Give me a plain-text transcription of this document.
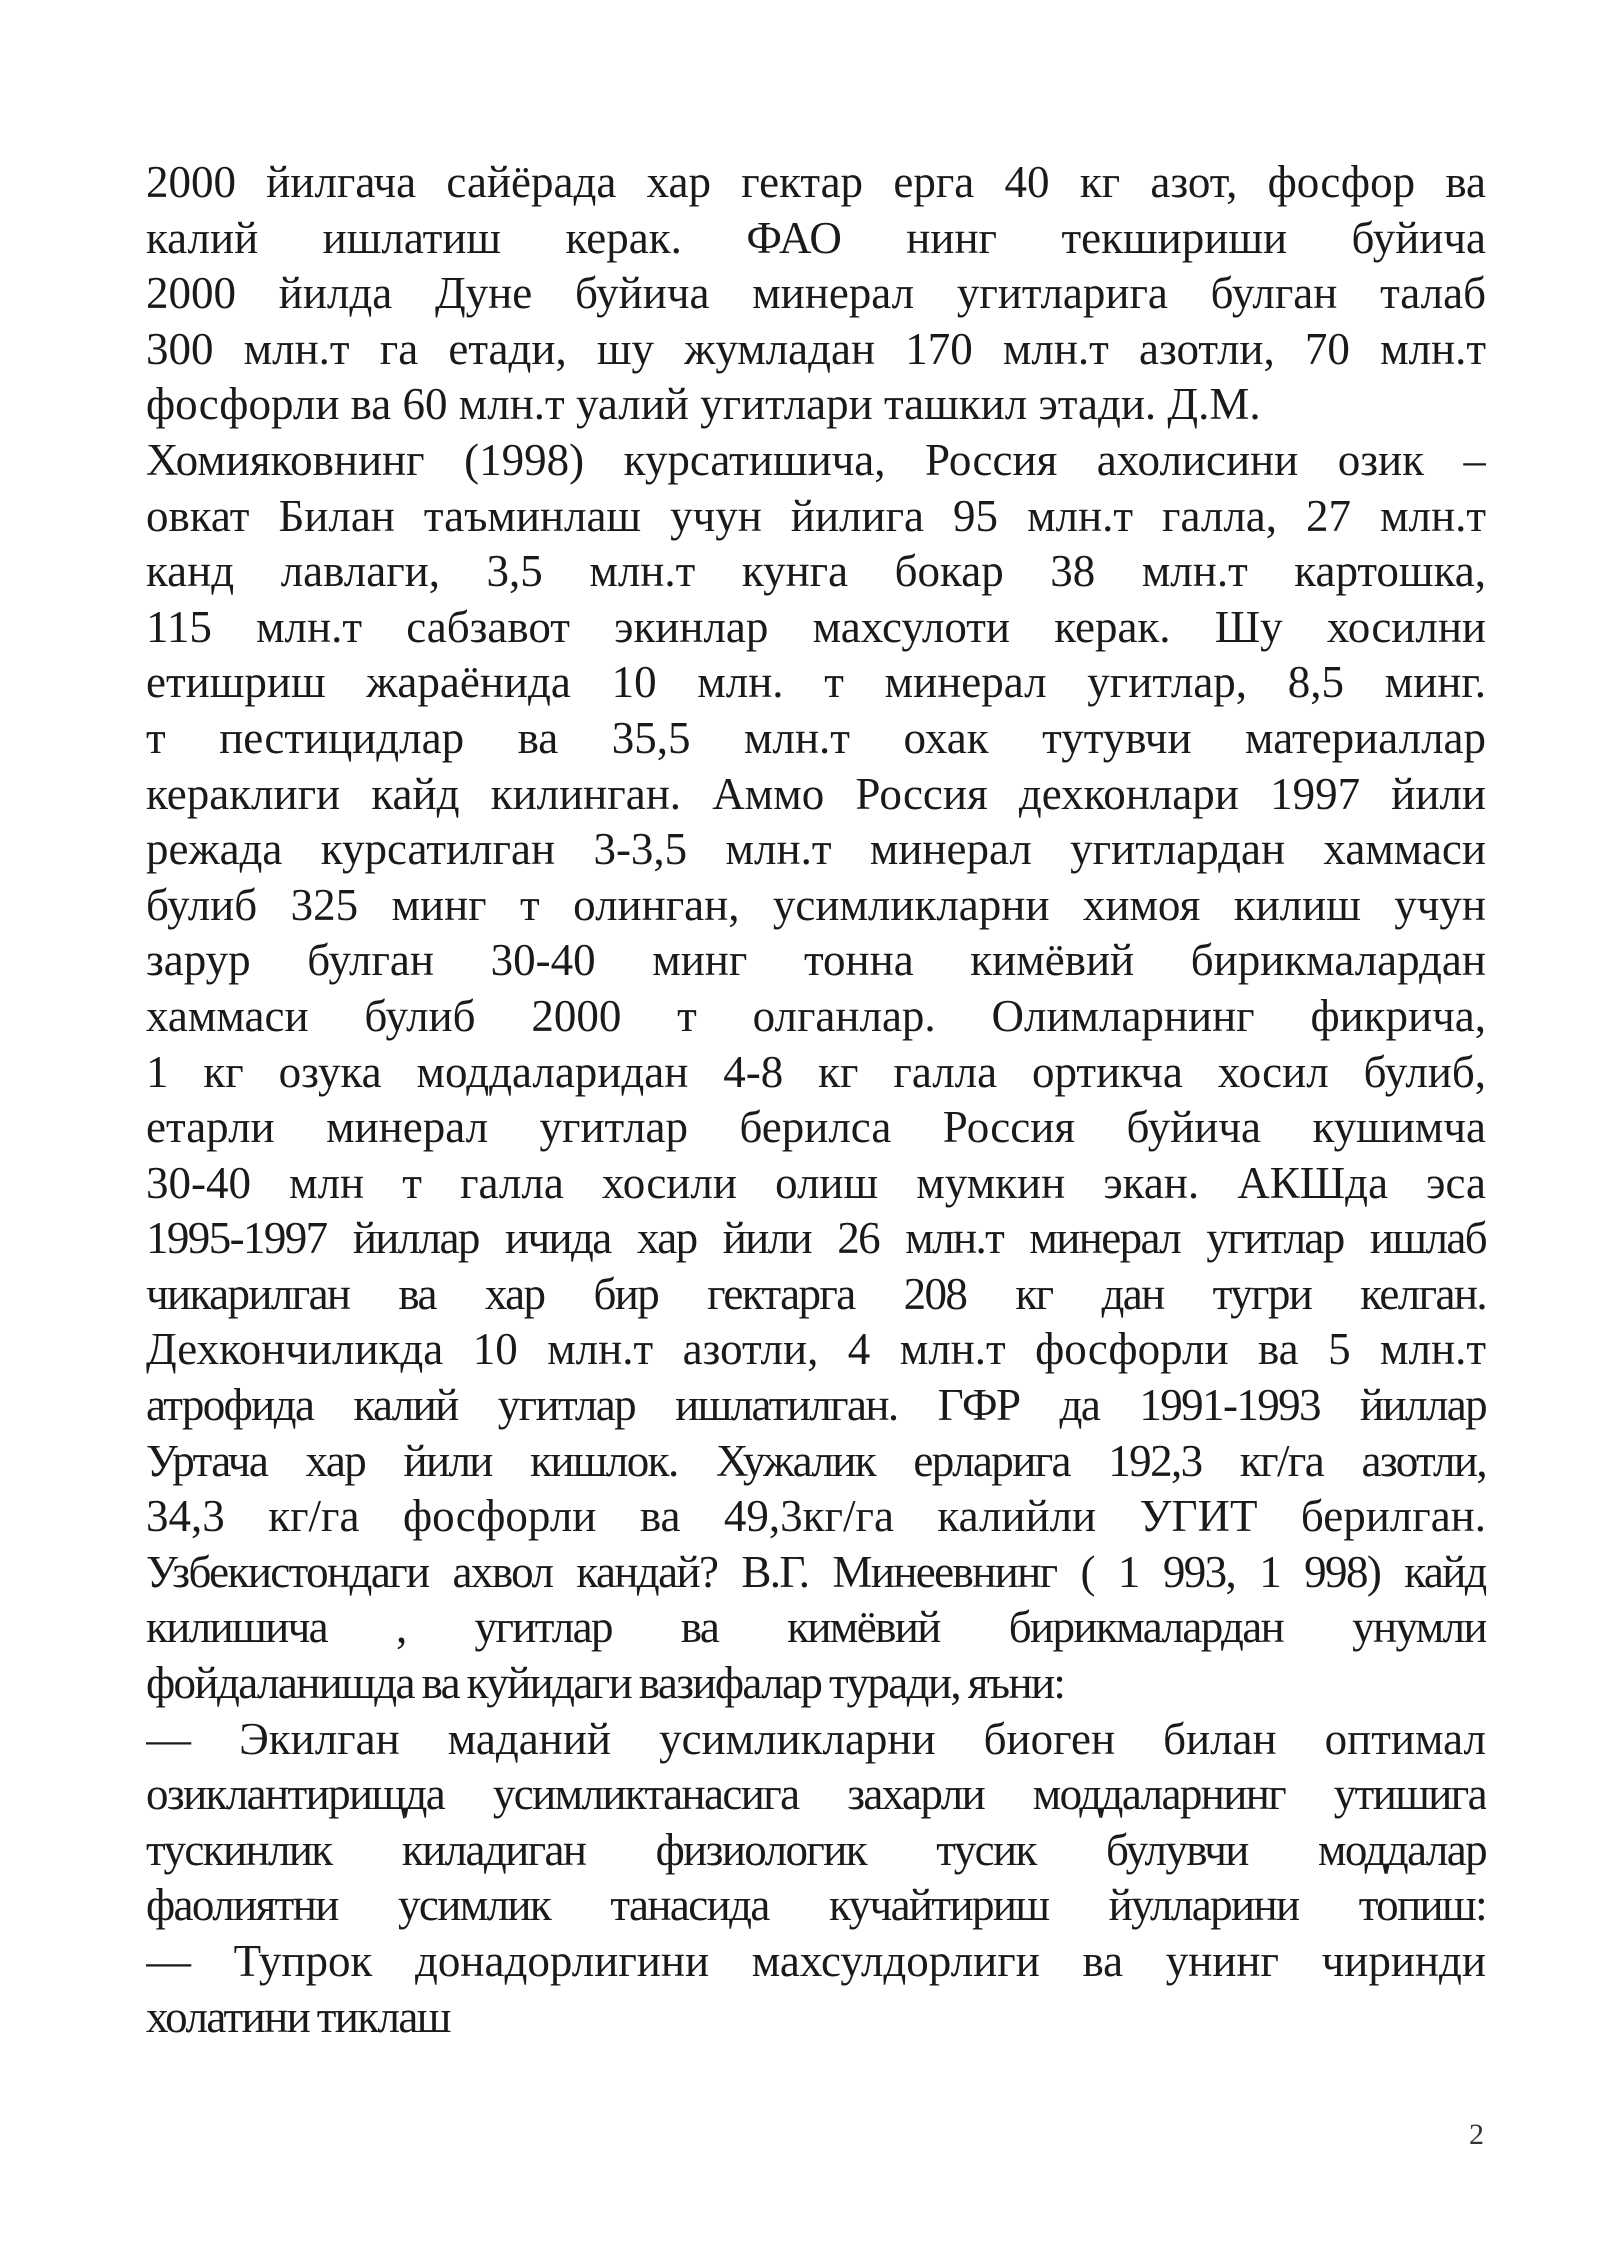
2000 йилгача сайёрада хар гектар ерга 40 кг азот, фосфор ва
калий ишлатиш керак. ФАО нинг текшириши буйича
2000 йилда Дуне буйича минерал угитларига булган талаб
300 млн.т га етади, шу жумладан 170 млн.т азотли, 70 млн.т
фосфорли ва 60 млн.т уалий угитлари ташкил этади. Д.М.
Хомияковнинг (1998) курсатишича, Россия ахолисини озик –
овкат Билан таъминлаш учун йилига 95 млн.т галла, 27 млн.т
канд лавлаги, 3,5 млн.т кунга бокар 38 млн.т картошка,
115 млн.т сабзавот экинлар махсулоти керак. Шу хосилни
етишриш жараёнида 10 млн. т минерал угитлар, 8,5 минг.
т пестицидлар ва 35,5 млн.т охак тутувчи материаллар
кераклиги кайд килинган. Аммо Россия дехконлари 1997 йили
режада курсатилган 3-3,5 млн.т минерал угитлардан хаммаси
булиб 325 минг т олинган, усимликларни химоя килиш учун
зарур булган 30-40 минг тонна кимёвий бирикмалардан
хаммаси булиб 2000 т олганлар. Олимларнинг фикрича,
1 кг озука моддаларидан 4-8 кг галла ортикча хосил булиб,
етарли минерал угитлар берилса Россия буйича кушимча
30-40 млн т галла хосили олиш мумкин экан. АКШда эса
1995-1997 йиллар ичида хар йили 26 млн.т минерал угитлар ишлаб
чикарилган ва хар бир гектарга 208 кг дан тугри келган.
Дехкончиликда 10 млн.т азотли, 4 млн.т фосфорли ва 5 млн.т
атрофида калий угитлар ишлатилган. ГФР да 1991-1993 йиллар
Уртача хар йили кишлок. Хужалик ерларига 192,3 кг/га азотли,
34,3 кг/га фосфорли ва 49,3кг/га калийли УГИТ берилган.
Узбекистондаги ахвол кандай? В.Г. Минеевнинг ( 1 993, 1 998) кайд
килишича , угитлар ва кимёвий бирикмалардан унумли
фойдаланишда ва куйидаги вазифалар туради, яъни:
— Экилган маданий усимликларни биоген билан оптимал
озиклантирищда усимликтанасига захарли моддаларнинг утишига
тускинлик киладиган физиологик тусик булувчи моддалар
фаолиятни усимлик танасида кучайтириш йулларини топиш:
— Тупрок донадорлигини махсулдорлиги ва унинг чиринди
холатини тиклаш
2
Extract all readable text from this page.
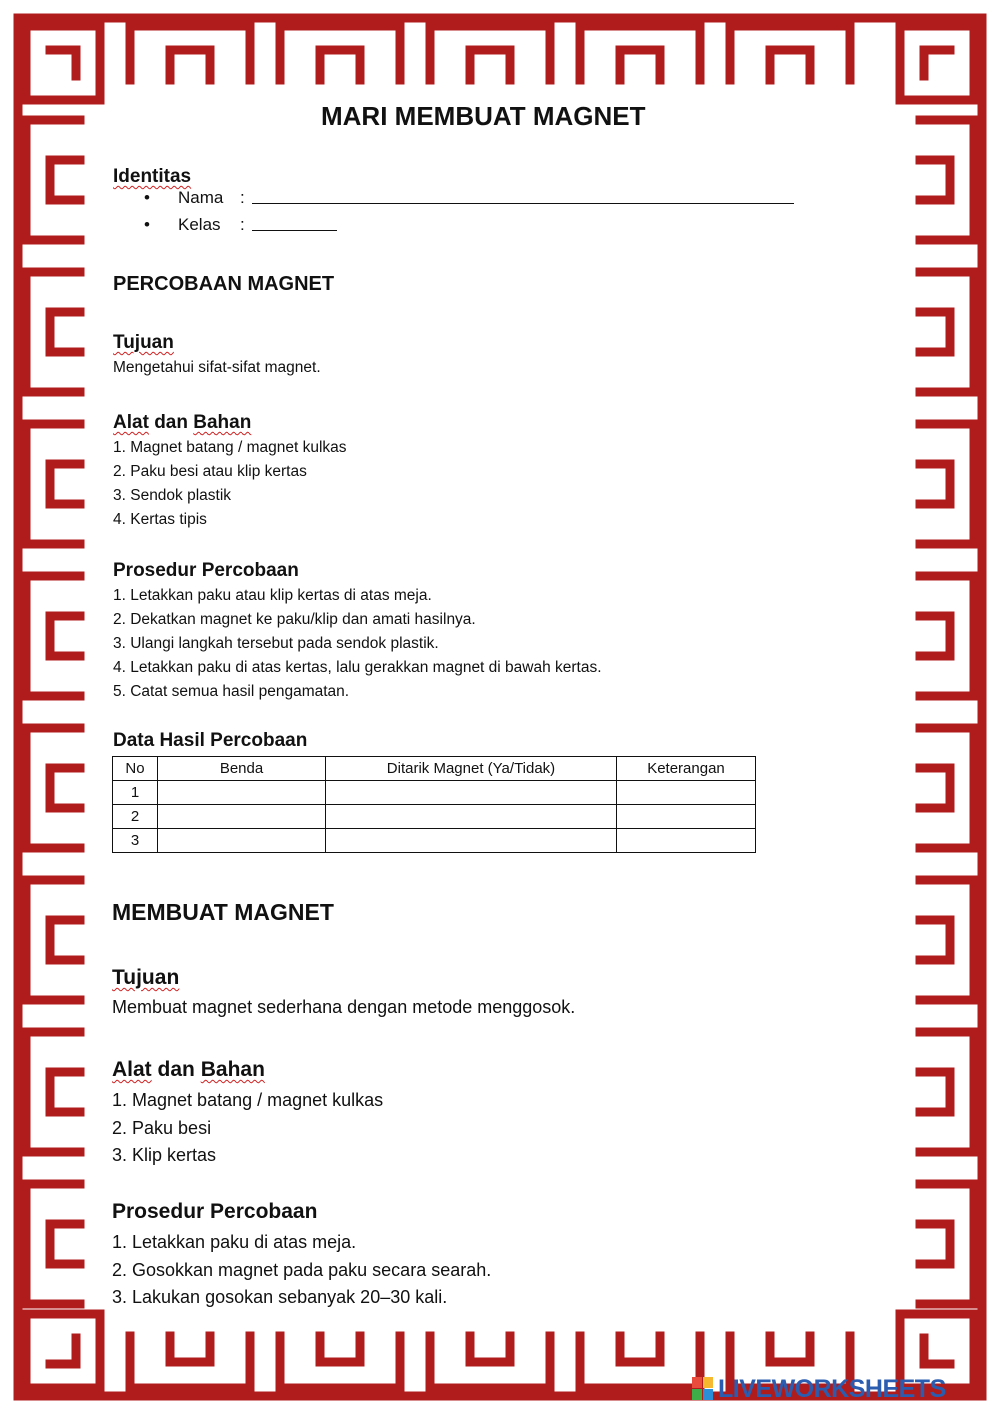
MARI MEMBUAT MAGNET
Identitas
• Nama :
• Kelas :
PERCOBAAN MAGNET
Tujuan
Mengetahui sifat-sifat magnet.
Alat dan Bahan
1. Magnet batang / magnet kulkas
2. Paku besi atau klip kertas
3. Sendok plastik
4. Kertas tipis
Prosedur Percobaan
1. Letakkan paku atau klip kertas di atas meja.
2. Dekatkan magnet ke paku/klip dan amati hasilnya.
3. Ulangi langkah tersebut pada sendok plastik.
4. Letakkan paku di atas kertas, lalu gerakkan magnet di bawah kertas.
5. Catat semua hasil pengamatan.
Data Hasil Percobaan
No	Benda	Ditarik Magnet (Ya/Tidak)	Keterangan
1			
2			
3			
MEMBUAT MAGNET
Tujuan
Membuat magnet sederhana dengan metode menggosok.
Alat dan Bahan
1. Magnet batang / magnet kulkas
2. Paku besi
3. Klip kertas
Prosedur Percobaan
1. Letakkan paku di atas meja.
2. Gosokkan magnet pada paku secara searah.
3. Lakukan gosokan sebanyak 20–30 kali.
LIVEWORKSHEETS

════════════════════

▸ Exercise prompt
Leave images out of the retyped records; keep all else exact.

▸ Task output
Give me a plain-text transcription of this document.
2000 йилгача сайёрада хар гектар ерга 40 кг азот, фосфор ва
калий ишлатиш керак. ФАО нинг текшириши буйича
2000 йилда Дуне буйича минерал угитларига булган талаб
300 млн.т га етади, шу жумладан 170 млн.т азотли, 70 млн.т
фосфорли ва 60 млн.т уалий угитлари ташкил этади. Д.М.
Хомияковнинг (1998) курсатишича, Россия ахолисини озик –
овкат Билан таъминлаш учун йилига 95 млн.т галла, 27 млн.т
канд лавлаги, 3,5 млн.т кунга бокар 38 млн.т картошка,
115 млн.т сабзавот экинлар махсулоти керак. Шу хосилни
етишриш жараёнида 10 млн. т минерал угитлар, 8,5 минг.
т пестицидлар ва 35,5 млн.т охак тутувчи материаллар
кераклиги кайд килинган. Аммо Россия дехконлари 1997 йили
режада курсатилган 3-3,5 млн.т минерал угитлардан хаммаси
булиб 325 минг т олинган, усимликларни химоя килиш учун
зарур булган 30-40 минг тонна кимёвий бирикмалардан
хаммаси булиб 2000 т олганлар. Олимларнинг фикрича,
1 кг озука моддаларидан 4-8 кг галла ортикча хосил булиб,
етарли минерал угитлар берилса Россия буйича кушимча
30-40 млн т галла хосили олиш мумкин экан. АКШда эса
1995-1997 йиллар ичида хар йили 26 млн.т минерал угитлар ишлаб
чикарилган ва хар бир гектарга 208 кг дан тугри келган.
Дехкончиликда 10 млн.т азотли, 4 млн.т фосфорли ва 5 млн.т
атрофида калий угитлар ишлатилган. ГФР да 1991-1993 йиллар
Уртача хар йили кишлок. Хужалик ерларига 192,3 кг/га азотли,
34,3 кг/га фосфорли ва 49,3кг/га калийли УГИТ берилган.
Узбекистондаги ахвол кандай? В.Г. Минеевнинг ( 1 993, 1 998) кайд
килишича , угитлар ва кимёвий бирикмалардан унумли
фойдаланишда ва куйидаги вазифалар туради, яъни:
— Экилган маданий усимликларни биоген билан оптимал
озиклантирищда усимликтанасига захарли моддаларнинг утишига
тускинлик киладиган физиологик тусик булувчи моддалар
фаолиятни усимлик танасида кучайтириш йулларини топиш:
— Тупрок донадорлигини махсулдорлиги ва унинг чиринди
холатини тиклаш
2
Extract all readable text from this page.
MARI MEMBUAT MAGNET
Identitas
• Nama :
• Kelas :
PERCOBAAN MAGNET
Tujuan
Mengetahui sifat-sifat magnet.
Alat dan Bahan
1. Magnet batang / magnet kulkas
2. Paku besi atau klip kertas
3. Sendok plastik
4. Kertas tipis
Prosedur Percobaan
1. Letakkan paku atau klip kertas di atas meja.
2. Dekatkan magnet ke paku/klip dan amati hasilnya.
3. Ulangi langkah tersebut pada sendok plastik.
4. Letakkan paku di atas kertas, lalu gerakkan magnet di bawah kertas.
5. Catat semua hasil pengamatan.
Data Hasil Percobaan
No	Benda	Ditarik Magnet (Ya/Tidak)	Keterangan
1			
2			
3			
MEMBUAT MAGNET
Tujuan
Membuat magnet sederhana dengan metode menggosok.
Alat dan Bahan
1. Magnet batang / magnet kulkas
2. Paku besi
3. Klip kertas
Prosedur Percobaan
1. Letakkan paku di atas meja.
2. Gosokkan magnet pada paku secara searah.
3. Lakukan gosokan sebanyak 20–30 kali.
LIVEWORKSHEETS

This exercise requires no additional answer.